◆ **Objective**:
Search the data for the word "jarayonlarini" and copy every line that contains it.
>>>>
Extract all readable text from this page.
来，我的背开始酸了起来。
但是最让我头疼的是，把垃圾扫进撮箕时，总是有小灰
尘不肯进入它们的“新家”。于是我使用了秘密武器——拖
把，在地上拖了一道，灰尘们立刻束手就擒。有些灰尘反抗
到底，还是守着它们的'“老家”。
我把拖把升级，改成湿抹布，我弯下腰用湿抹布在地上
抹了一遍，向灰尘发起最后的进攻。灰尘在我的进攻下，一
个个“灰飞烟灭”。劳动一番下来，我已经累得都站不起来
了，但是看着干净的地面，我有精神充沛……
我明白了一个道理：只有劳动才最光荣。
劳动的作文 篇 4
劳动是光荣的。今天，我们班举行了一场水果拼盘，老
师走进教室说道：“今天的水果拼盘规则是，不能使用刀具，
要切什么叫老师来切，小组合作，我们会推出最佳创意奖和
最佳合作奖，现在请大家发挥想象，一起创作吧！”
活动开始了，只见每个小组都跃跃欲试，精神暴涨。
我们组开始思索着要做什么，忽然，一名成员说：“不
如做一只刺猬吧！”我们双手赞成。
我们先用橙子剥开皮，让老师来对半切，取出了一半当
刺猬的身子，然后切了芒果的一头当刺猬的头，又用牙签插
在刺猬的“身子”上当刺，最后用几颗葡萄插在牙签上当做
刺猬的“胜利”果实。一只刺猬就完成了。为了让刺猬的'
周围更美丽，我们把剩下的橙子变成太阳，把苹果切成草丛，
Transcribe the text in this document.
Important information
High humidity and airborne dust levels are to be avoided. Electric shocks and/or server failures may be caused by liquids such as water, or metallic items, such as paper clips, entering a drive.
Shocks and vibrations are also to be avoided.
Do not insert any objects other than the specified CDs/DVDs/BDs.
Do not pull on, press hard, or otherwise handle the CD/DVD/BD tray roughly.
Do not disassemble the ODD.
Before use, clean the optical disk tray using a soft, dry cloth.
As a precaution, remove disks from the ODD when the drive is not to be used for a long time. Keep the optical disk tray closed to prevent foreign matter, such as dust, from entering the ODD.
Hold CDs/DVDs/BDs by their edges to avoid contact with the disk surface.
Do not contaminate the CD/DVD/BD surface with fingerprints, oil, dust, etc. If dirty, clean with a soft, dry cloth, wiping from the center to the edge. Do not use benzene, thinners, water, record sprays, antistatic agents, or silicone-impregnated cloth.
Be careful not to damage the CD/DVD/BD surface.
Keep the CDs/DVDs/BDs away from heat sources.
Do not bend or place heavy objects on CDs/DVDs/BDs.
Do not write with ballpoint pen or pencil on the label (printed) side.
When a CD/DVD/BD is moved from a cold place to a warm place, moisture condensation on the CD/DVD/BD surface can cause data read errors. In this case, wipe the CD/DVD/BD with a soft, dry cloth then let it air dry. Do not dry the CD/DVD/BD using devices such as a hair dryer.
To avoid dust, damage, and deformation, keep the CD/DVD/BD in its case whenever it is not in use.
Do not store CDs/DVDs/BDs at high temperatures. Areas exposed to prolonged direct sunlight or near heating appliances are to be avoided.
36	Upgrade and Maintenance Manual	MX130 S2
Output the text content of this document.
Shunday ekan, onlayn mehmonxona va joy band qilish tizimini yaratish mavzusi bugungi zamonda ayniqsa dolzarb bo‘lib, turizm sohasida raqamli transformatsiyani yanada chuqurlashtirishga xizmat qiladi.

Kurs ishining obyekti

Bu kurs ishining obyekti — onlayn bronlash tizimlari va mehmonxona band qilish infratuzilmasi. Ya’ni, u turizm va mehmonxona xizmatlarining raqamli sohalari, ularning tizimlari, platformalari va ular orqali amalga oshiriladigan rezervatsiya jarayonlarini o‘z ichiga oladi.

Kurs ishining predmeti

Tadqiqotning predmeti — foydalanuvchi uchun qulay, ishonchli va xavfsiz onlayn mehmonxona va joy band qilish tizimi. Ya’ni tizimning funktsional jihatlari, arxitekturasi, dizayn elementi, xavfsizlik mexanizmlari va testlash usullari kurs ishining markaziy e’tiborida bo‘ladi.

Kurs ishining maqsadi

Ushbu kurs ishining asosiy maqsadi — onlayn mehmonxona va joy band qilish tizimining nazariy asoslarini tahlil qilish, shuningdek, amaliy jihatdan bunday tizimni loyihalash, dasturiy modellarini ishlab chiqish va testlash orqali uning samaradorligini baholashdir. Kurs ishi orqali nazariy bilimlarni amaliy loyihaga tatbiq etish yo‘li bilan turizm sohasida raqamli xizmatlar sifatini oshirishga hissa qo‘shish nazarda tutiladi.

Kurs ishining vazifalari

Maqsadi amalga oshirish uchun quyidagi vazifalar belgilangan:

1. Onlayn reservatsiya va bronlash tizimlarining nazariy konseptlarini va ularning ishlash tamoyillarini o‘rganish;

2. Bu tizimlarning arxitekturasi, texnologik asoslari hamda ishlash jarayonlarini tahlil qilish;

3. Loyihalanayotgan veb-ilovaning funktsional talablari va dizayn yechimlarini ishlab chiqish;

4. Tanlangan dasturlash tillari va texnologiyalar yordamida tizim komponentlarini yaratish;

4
<<<<
◆ **Exercise output**:
Bu kurs ishining obyekti — onlayn bronlash tizimlari va mehmonxona band qilish infratuzilmasi. Ya’ni, u turizm va mehmonxona xizmatlarining raqamli sohalari, ularning tizimlari, platformalari va ular orqali amalga oshiriladigan rezervatsiya jarayonlarini o‘z ichiga oladi.
2. Bu tizimlarning arxitekturasi, texnologik asoslari hamda ishlash jarayonlarini tahlil qilish;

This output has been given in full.